__Exercise__
Reproduce the lines of the records verbatim, from the very start of the records through the line containing "legend-label: Мангистауская: [1692, 387, 1908, 418]", inclusive.

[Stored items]
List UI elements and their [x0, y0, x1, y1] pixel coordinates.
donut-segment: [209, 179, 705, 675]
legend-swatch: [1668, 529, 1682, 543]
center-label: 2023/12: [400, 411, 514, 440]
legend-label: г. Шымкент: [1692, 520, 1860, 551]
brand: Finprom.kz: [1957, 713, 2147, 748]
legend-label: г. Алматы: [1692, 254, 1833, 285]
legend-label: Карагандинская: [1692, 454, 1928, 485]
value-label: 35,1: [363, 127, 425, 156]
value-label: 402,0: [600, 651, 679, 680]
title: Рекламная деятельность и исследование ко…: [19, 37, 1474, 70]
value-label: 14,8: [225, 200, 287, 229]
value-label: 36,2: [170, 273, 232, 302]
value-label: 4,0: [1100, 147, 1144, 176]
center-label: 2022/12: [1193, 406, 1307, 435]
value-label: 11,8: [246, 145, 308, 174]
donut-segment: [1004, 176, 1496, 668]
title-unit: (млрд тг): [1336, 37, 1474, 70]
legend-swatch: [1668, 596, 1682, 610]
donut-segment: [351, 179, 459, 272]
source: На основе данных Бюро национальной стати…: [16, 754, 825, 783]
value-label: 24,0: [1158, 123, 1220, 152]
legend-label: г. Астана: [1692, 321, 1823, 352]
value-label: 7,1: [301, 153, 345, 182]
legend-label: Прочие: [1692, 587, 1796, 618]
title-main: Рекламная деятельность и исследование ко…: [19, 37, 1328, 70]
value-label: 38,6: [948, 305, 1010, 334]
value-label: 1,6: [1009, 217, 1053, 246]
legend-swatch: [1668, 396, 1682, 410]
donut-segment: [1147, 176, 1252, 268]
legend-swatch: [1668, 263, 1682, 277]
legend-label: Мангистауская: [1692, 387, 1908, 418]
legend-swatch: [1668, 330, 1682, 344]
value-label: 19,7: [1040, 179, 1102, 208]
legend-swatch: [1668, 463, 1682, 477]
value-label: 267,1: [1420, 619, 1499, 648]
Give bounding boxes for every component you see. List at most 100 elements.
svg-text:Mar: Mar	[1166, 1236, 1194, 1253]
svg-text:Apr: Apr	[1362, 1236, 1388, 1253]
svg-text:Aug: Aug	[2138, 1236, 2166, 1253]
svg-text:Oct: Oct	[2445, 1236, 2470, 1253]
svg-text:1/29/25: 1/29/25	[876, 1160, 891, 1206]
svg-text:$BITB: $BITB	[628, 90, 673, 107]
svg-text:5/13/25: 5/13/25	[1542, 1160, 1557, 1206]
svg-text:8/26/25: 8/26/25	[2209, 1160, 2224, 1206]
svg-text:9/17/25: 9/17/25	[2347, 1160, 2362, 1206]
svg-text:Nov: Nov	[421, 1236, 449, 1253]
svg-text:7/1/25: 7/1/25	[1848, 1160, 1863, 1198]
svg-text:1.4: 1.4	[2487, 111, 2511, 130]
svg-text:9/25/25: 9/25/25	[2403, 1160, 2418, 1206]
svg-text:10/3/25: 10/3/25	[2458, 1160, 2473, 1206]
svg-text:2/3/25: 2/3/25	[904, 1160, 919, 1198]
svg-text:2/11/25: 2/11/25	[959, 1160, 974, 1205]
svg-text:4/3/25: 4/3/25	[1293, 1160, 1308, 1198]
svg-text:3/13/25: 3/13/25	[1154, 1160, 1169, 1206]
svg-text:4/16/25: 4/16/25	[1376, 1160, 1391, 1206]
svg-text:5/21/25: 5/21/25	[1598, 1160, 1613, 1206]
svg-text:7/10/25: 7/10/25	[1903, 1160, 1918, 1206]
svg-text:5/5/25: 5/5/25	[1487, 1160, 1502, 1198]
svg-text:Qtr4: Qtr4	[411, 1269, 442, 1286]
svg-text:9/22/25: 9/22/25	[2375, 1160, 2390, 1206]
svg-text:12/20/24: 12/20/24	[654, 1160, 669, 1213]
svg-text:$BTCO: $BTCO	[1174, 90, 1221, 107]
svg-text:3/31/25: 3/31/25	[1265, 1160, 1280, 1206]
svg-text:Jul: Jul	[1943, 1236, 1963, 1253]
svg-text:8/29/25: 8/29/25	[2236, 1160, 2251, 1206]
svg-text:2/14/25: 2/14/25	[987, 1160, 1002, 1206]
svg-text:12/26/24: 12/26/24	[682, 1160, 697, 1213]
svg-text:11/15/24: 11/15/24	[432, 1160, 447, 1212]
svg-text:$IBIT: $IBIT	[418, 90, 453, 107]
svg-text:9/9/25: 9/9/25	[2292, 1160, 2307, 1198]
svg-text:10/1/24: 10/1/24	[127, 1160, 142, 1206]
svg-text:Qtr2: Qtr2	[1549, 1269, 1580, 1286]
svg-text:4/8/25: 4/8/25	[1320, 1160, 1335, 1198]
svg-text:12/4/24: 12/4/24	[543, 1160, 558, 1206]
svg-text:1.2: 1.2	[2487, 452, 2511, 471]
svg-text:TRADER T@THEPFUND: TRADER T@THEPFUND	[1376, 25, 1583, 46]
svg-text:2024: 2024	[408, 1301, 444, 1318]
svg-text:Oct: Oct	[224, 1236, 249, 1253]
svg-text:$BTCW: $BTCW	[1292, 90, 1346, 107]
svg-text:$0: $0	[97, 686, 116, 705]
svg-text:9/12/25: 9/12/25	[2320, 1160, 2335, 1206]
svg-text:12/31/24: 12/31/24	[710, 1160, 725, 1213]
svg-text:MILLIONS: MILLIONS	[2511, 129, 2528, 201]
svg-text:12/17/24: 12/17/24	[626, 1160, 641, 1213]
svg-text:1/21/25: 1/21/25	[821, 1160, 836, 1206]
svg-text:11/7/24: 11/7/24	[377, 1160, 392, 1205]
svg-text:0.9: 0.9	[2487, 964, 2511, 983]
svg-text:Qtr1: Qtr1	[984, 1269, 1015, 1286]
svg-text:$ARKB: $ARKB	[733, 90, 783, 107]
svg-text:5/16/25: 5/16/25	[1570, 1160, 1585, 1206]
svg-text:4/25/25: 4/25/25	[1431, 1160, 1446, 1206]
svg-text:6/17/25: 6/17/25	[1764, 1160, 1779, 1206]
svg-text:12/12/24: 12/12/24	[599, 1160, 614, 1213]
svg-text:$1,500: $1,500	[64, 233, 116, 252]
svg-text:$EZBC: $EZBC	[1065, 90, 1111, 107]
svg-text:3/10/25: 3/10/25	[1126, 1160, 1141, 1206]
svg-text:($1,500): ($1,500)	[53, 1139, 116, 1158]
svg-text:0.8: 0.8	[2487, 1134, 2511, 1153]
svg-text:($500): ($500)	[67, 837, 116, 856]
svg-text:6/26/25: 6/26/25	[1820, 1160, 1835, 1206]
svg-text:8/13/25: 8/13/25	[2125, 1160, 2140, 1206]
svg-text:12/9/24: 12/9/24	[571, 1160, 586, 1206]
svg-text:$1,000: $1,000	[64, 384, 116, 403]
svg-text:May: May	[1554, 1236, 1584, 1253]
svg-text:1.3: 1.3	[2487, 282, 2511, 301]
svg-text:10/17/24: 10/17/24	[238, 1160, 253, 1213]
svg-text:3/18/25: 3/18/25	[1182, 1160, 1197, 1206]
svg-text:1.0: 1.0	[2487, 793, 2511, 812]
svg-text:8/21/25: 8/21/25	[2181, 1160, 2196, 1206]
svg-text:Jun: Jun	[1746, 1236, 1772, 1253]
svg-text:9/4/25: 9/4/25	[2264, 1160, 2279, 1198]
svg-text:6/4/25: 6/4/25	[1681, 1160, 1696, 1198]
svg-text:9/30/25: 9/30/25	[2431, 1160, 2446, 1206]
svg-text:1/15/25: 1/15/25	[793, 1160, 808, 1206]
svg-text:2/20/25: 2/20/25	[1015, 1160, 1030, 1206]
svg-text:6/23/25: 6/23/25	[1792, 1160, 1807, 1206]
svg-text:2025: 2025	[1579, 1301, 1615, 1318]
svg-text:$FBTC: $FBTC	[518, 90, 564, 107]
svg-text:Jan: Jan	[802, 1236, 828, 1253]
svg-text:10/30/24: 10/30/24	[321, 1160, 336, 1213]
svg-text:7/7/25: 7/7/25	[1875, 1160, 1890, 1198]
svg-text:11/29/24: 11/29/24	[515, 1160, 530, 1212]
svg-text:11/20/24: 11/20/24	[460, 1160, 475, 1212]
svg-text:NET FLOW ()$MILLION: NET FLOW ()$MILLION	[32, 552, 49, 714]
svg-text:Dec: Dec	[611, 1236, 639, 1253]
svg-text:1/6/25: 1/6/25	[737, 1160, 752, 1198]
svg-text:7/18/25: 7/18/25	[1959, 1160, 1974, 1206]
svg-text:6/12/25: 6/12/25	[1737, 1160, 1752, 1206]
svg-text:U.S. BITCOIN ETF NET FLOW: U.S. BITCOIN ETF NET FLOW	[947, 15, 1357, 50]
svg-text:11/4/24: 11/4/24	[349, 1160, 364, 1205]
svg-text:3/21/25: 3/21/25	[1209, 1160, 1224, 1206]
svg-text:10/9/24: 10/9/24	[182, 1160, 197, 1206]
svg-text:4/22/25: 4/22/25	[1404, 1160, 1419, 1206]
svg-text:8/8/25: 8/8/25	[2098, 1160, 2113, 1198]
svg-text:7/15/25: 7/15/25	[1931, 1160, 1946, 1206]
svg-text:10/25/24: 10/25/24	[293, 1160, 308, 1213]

__Solution below__
List UI elements and their [x0, y0, x1, y1] pixel coordinates.
donut-segment: [209, 179, 705, 675]
legend-swatch: [1668, 529, 1682, 543]
center-label: 2023/12: [400, 411, 514, 440]
legend-label: г. Шымкент: [1692, 520, 1860, 551]
brand: Finprom.kz: [1957, 713, 2147, 748]
legend-label: г. Алматы: [1692, 254, 1833, 285]
legend-label: Карагандинская: [1692, 454, 1928, 485]
value-label: 35,1: [363, 127, 425, 156]
value-label: 402,0: [600, 651, 679, 680]
title: Рекламная деятельность и исследование ко…: [19, 37, 1474, 70]
value-label: 14,8: [225, 200, 287, 229]
value-label: 36,2: [170, 273, 232, 302]
value-label: 4,0: [1100, 147, 1144, 176]
center-label: 2022/12: [1193, 406, 1307, 435]
value-label: 11,8: [246, 145, 308, 174]
donut-segment: [1004, 176, 1496, 668]
title-unit: (млрд тг): [1336, 37, 1474, 70]
legend-swatch: [1668, 596, 1682, 610]
donut-segment: [351, 179, 459, 272]
source: На основе данных Бюро национальной стати…: [16, 754, 825, 783]
value-label: 24,0: [1158, 123, 1220, 152]
legend-label: г. Астана: [1692, 321, 1823, 352]
value-label: 7,1: [301, 153, 345, 182]
legend-label: Прочие: [1692, 587, 1796, 618]
title-main: Рекламная деятельность и исследование ко…: [19, 37, 1328, 70]
value-label: 38,6: [948, 305, 1010, 334]
value-label: 1,6: [1009, 217, 1053, 246]
legend-swatch: [1668, 396, 1682, 410]
donut-segment: [1147, 176, 1252, 268]
legend-swatch: [1668, 263, 1682, 277]
legend-label: Мангистауская: [1692, 387, 1908, 418]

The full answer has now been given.